── Stored rows
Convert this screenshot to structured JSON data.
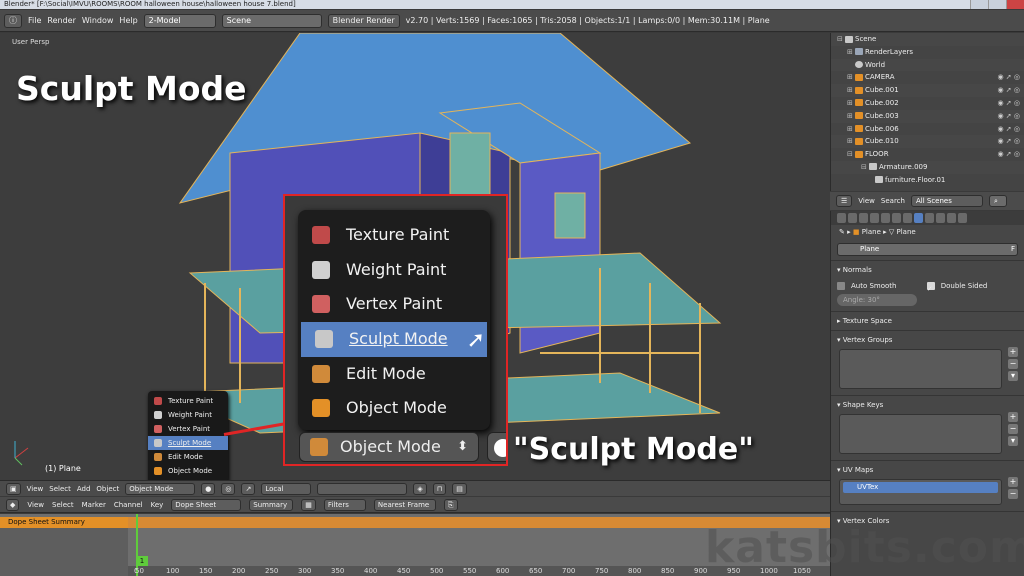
{
  "window": {
    "title": "Blender* [F:\\Social\\IMVU\\ROOMS\\ROOM halloween house\\halloween house 7.blend]"
  },
  "infobar": {
    "menus": [
      "File",
      "Render",
      "Window",
      "Help"
    ],
    "screen_layout": "2-Model",
    "scene": "Scene",
    "engine": "Blender Render",
    "stats": "v2.70 | Verts:1569 | Faces:1065 | Tris:2058 | Objects:1/1 | Lamps:0/0 | Mem:30.11M | Plane"
  },
  "viewport": {
    "view_label": "User Persp",
    "caption": "Sculpt Mode",
    "object_label": "(1) Plane"
  },
  "mode_menu": {
    "items": [
      "Texture Paint",
      "Weight Paint",
      "Vertex Paint",
      "Sculpt Mode",
      "Edit Mode",
      "Object Mode"
    ],
    "selected": "Sculpt Mode",
    "current_mode": "Object Mode"
  },
  "zoom_caption": "\"Sculpt Mode\"",
  "header3d": {
    "menus": [
      "View",
      "Select",
      "Add",
      "Object"
    ],
    "mode": "Object Mode",
    "orientation": "Local"
  },
  "timeline_header": {
    "menus": [
      "View",
      "Select",
      "Marker",
      "Channel",
      "Key"
    ],
    "editor_mode": "Dope Sheet",
    "summary_btn": "Summary",
    "filters_btn": "Filters",
    "snap": "Nearest Frame"
  },
  "dopesheet": {
    "summary_label": "Dope Sheet Summary",
    "current_frame": "1",
    "ticks": [
      "0",
      "50",
      "100",
      "150",
      "200",
      "250",
      "300",
      "350",
      "400",
      "450",
      "500",
      "550",
      "600",
      "650",
      "700",
      "750",
      "800",
      "850",
      "900",
      "950",
      "1000",
      "1050"
    ]
  },
  "outliner": {
    "rows": [
      {
        "label": "Scene",
        "color": "#c9c9c9"
      },
      {
        "label": "RenderLayers",
        "color": "#9aa6b8"
      },
      {
        "label": "World",
        "color": "#c9c9c9"
      },
      {
        "label": "CAMERA",
        "color": "#e39027"
      },
      {
        "label": "Cube.001",
        "color": "#e39027"
      },
      {
        "label": "Cube.002",
        "color": "#e39027"
      },
      {
        "label": "Cube.003",
        "color": "#e39027"
      },
      {
        "label": "Cube.006",
        "color": "#e39027"
      },
      {
        "label": "Cube.010",
        "color": "#e39027"
      },
      {
        "label": "FLOOR",
        "color": "#e39027"
      },
      {
        "label": "Armature.009",
        "color": "#c9c9c9"
      },
      {
        "label": "furniture.Floor.01",
        "color": "#c9c9c9"
      }
    ],
    "header_menus": [
      "View",
      "Search"
    ],
    "scenes_filter": "All Scenes"
  },
  "properties": {
    "breadcrumb_object": "Plane",
    "breadcrumb_data": "Plane",
    "mesh_name": "Plane",
    "mesh_fake_user": "F",
    "normals_title": "Normals",
    "auto_smooth": "Auto Smooth",
    "double_sided": "Double Sided",
    "angle": "Angle:        30°",
    "texture_space": "Texture Space",
    "vertex_groups": "Vertex Groups",
    "shape_keys": "Shape Keys",
    "uv_maps": "UV Maps",
    "uv_entry": "UVTex",
    "vertex_colors": "Vertex Colors"
  },
  "watermark": "katsbits.com",
  "colors": {
    "selection": "#5680c2",
    "accent_orange": "#e39027",
    "zoom_border": "#e02525",
    "frame_green": "#5fcc3c"
  }
}
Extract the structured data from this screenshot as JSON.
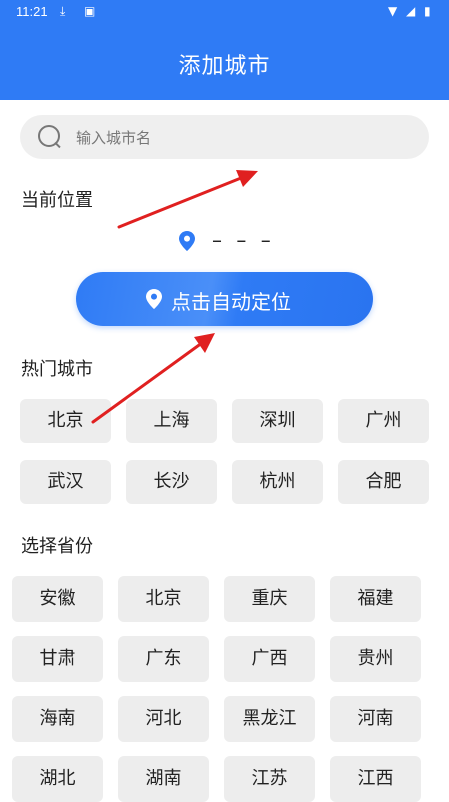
{
  "status_bar": {
    "time": "11:21"
  },
  "header": {
    "title": "添加城市"
  },
  "search": {
    "placeholder": "输入城市名"
  },
  "current_location": {
    "label": "当前位置",
    "value": "– – –"
  },
  "locate_button": {
    "label": "点击自动定位"
  },
  "hot_cities": {
    "label": "热门城市",
    "items": [
      "北京",
      "上海",
      "深圳",
      "广州",
      "武汉",
      "长沙",
      "杭州",
      "合肥"
    ]
  },
  "provinces": {
    "label": "选择省份",
    "items": [
      "安徽",
      "北京",
      "重庆",
      "福建",
      "甘肃",
      "广东",
      "广西",
      "贵州",
      "海南",
      "河北",
      "黑龙江",
      "河南",
      "湖北",
      "湖南",
      "江苏",
      "江西"
    ]
  },
  "colors": {
    "accent": "#2f7bf5",
    "chip_bg": "#ededed",
    "annotation_arrow": "#e02020"
  }
}
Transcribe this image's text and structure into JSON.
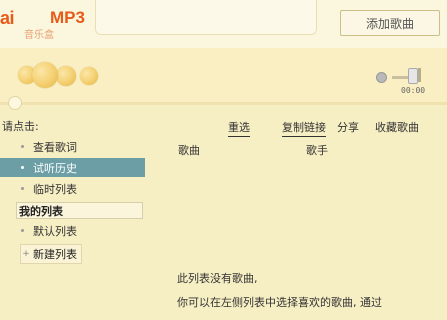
{
  "header": {
    "logo_main": "ai",
    "logo_mp3": "MP3",
    "logo_sub": "音乐盒",
    "add_song_label": "添加歌曲"
  },
  "player": {
    "time": "00:00"
  },
  "left_pane": {
    "prompt": "请点击:",
    "items": [
      {
        "label": "查看歌词"
      },
      {
        "label": "试听历史",
        "selected": true
      },
      {
        "label": "临时列表"
      }
    ],
    "my_lists_title": "我的列表",
    "default_list": "默认列表",
    "new_list": "新建列表"
  },
  "toolbar": {
    "reselect": "重选",
    "copy_link": "复制链接",
    "share": "分享",
    "collect": "收藏歌曲"
  },
  "song_table": {
    "columns": [
      "歌曲",
      "歌手"
    ],
    "rows": []
  },
  "empty_state": {
    "line1": "此列表没有歌曲,",
    "line2": "你可以在左侧列表中选择喜欢的歌曲, 通过"
  },
  "colors": {
    "background": "#f7efc4",
    "selected_item": "#6c9ea6",
    "logo": "#e65b1a"
  }
}
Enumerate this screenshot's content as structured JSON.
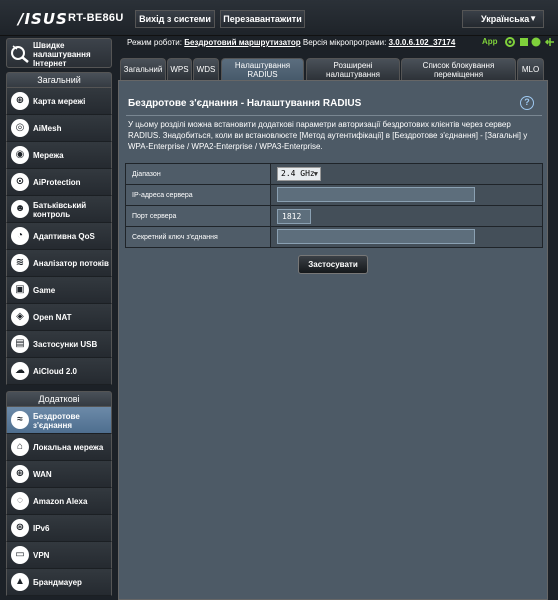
{
  "header": {
    "logo": "/ISUS",
    "model": "RT-BE86U",
    "logout_label": "Вихід з системи",
    "reboot_label": "Перезавантажити",
    "language": "Українська"
  },
  "status": {
    "mode_label": "Режим роботи:",
    "mode_value": "Бездротовий маршрутизатор",
    "fw_label": "Версія мікропрограми:",
    "fw_value": "3.0.0.6.102_37174",
    "app_label": "App"
  },
  "sidebar": {
    "qis_label": "Швидке налаштування Інтернет",
    "general_header": "Загальний",
    "general_items": [
      {
        "label": "Карта мережі",
        "icon": "network-map-icon",
        "glyph": "⊕"
      },
      {
        "label": "AiMesh",
        "icon": "aimesh-icon",
        "glyph": "◎"
      },
      {
        "label": "Мережа",
        "icon": "guest-network-icon",
        "glyph": "◉"
      },
      {
        "label": "AiProtection",
        "icon": "aiprotection-icon",
        "glyph": "⊙"
      },
      {
        "label": "Батьківський контроль",
        "icon": "parental-control-icon",
        "glyph": "☻"
      },
      {
        "label": "Адаптивна QoS",
        "icon": "qos-icon",
        "glyph": "◔"
      },
      {
        "label": "Аналізатор потоків",
        "icon": "traffic-analyzer-icon",
        "glyph": "≋"
      },
      {
        "label": "Game",
        "icon": "game-icon",
        "glyph": "▣"
      },
      {
        "label": "Open NAT",
        "icon": "open-nat-icon",
        "glyph": "◈"
      },
      {
        "label": "Застосунки USB",
        "icon": "usb-icon",
        "glyph": "▤"
      },
      {
        "label": "AiCloud 2.0",
        "icon": "aicloud-icon",
        "glyph": "☁"
      }
    ],
    "advanced_header": "Додаткові налаштування",
    "advanced_items": [
      {
        "label": "Бездротове з'єднання",
        "icon": "wireless-icon",
        "glyph": "≈",
        "active": true
      },
      {
        "label": "Локальна мережа",
        "icon": "lan-icon",
        "glyph": "⌂",
        "active": false
      },
      {
        "label": "WAN",
        "icon": "wan-icon",
        "glyph": "⊕",
        "active": false
      },
      {
        "label": "Amazon Alexa",
        "icon": "alexa-icon",
        "glyph": "◌",
        "active": false
      },
      {
        "label": "IPv6",
        "icon": "ipv6-icon",
        "glyph": "⊛",
        "active": false
      },
      {
        "label": "VPN",
        "icon": "vpn-icon",
        "glyph": "▭",
        "active": false
      },
      {
        "label": "Брандмауер",
        "icon": "firewall-icon",
        "glyph": "▲",
        "active": false
      }
    ]
  },
  "tabs": [
    {
      "label": "Загальний",
      "active": false
    },
    {
      "label": "WPS",
      "active": false
    },
    {
      "label": "WDS",
      "active": false
    },
    {
      "label": "Налаштування RADIUS",
      "active": true
    },
    {
      "label": "Розширені налаштування",
      "active": false
    },
    {
      "label": "Список блокування переміщення",
      "active": false
    },
    {
      "label": "MLO",
      "active": false
    }
  ],
  "main": {
    "title": "Бездротове з'єднання - Налаштування RADIUS",
    "description": "У цьому розділі можна встановити додаткові параметри авторизації бездротових клієнтів через сервер RADIUS. Знадобиться, коли ви встановлюєте [Метод аутентифікації] в [Бездротове з'єднання] - [Загальні] у WPA-Enterprise / WPA2-Enterprise / WPA3-Enterprise.",
    "fields": {
      "band_label": "Діапазон",
      "band_value": "2.4 GHz",
      "server_ip_label": "IP-адреса сервера",
      "server_ip_value": "",
      "server_port_label": "Порт сервера",
      "server_port_value": "1812",
      "secret_label": "Секретний ключ з'єднання",
      "secret_value": ""
    },
    "apply_label": "Застосувати"
  },
  "colors": {
    "background": "#1c2127",
    "panel": "#4d5a66",
    "active_menu": "#5b7a99",
    "app_accent": "#7fd13b"
  }
}
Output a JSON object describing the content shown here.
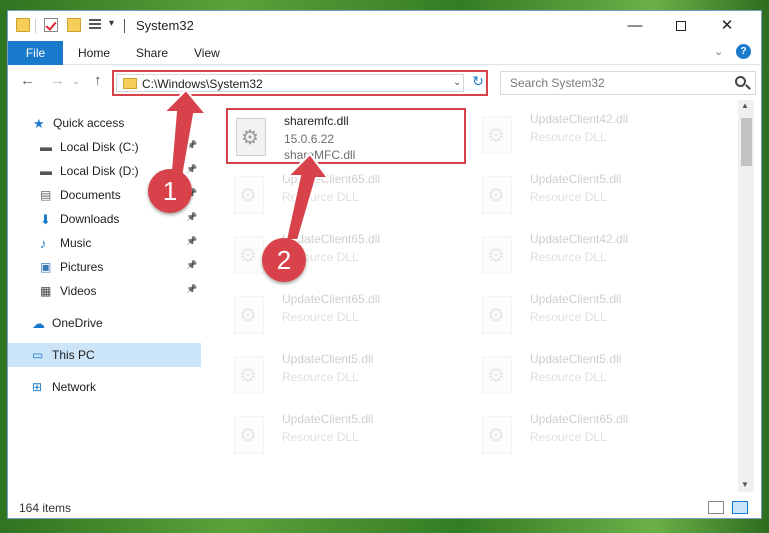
────
Description of the task => Identify each line in the entries with the word "background" and copy it.

Completed task =>
    "background": "#f7efc4",
    "background": "#1c2127",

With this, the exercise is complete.